» **REQUIRED TASK**:
Copy the records below exactly, leaving out every picture.

=== RAW DATA ===

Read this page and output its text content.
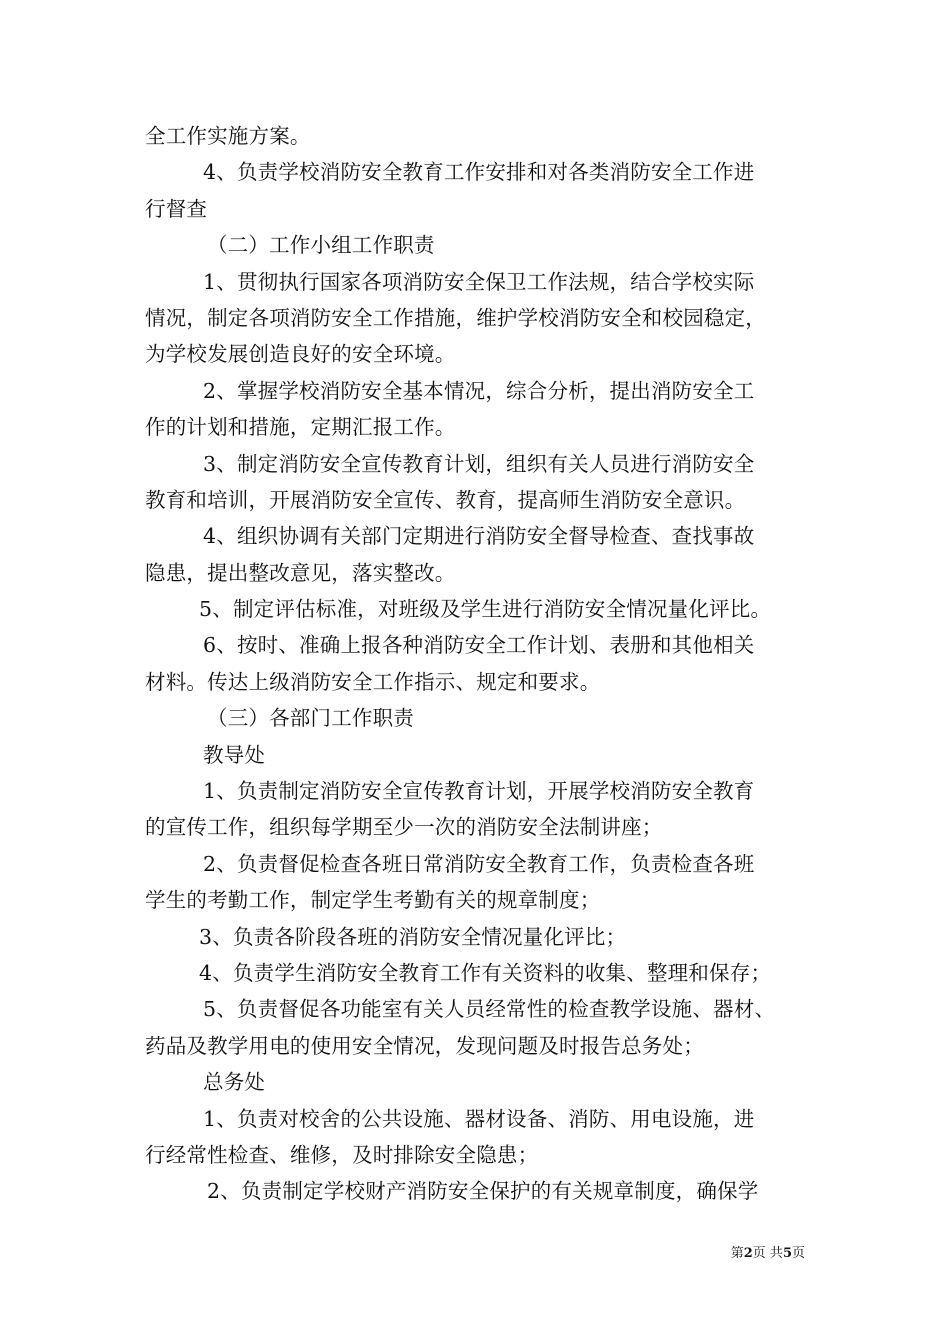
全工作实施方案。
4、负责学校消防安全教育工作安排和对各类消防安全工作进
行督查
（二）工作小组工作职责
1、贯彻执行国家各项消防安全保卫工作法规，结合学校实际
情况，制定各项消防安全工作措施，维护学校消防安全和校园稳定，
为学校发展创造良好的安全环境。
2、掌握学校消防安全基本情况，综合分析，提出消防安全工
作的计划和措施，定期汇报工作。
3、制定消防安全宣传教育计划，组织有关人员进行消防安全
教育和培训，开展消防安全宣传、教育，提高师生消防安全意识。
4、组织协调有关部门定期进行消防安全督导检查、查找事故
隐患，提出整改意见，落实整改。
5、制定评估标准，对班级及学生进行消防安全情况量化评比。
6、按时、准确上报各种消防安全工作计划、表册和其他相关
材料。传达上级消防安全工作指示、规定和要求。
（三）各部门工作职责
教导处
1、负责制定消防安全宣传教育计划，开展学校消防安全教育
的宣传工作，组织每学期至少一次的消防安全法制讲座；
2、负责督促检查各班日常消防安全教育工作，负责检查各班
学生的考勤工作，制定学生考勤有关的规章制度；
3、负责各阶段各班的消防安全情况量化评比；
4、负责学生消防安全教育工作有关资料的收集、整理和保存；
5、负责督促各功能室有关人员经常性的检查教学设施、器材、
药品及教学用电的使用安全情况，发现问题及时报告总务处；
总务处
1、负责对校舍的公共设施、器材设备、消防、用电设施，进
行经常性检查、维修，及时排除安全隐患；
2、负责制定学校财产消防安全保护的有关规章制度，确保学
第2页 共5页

===

» **RESULT OF THIS EXERCISE**:
Read this page and output its text content.
全工作实施方案。
4、负责学校消防安全教育工作安排和对各类消防安全工作进
行督查
（二）工作小组工作职责
1、贯彻执行国家各项消防安全保卫工作法规，结合学校实际
情况，制定各项消防安全工作措施，维护学校消防安全和校园稳定，
为学校发展创造良好的安全环境。
2、掌握学校消防安全基本情况，综合分析，提出消防安全工
作的计划和措施，定期汇报工作。
3、制定消防安全宣传教育计划，组织有关人员进行消防安全
教育和培训，开展消防安全宣传、教育，提高师生消防安全意识。
4、组织协调有关部门定期进行消防安全督导检查、查找事故
隐患，提出整改意见，落实整改。
5、制定评估标准，对班级及学生进行消防安全情况量化评比。
6、按时、准确上报各种消防安全工作计划、表册和其他相关
材料。传达上级消防安全工作指示、规定和要求。
（三）各部门工作职责
教导处
1、负责制定消防安全宣传教育计划，开展学校消防安全教育
的宣传工作，组织每学期至少一次的消防安全法制讲座；
2、负责督促检查各班日常消防安全教育工作，负责检查各班
学生的考勤工作，制定学生考勤有关的规章制度；
3、负责各阶段各班的消防安全情况量化评比；
4、负责学生消防安全教育工作有关资料的收集、整理和保存；
5、负责督促各功能室有关人员经常性的检查教学设施、器材、
药品及教学用电的使用安全情况，发现问题及时报告总务处；
总务处
1、负责对校舍的公共设施、器材设备、消防、用电设施，进
行经常性检查、维修，及时排除安全隐患；
2、负责制定学校财产消防安全保护的有关规章制度，确保学
第2页 共5页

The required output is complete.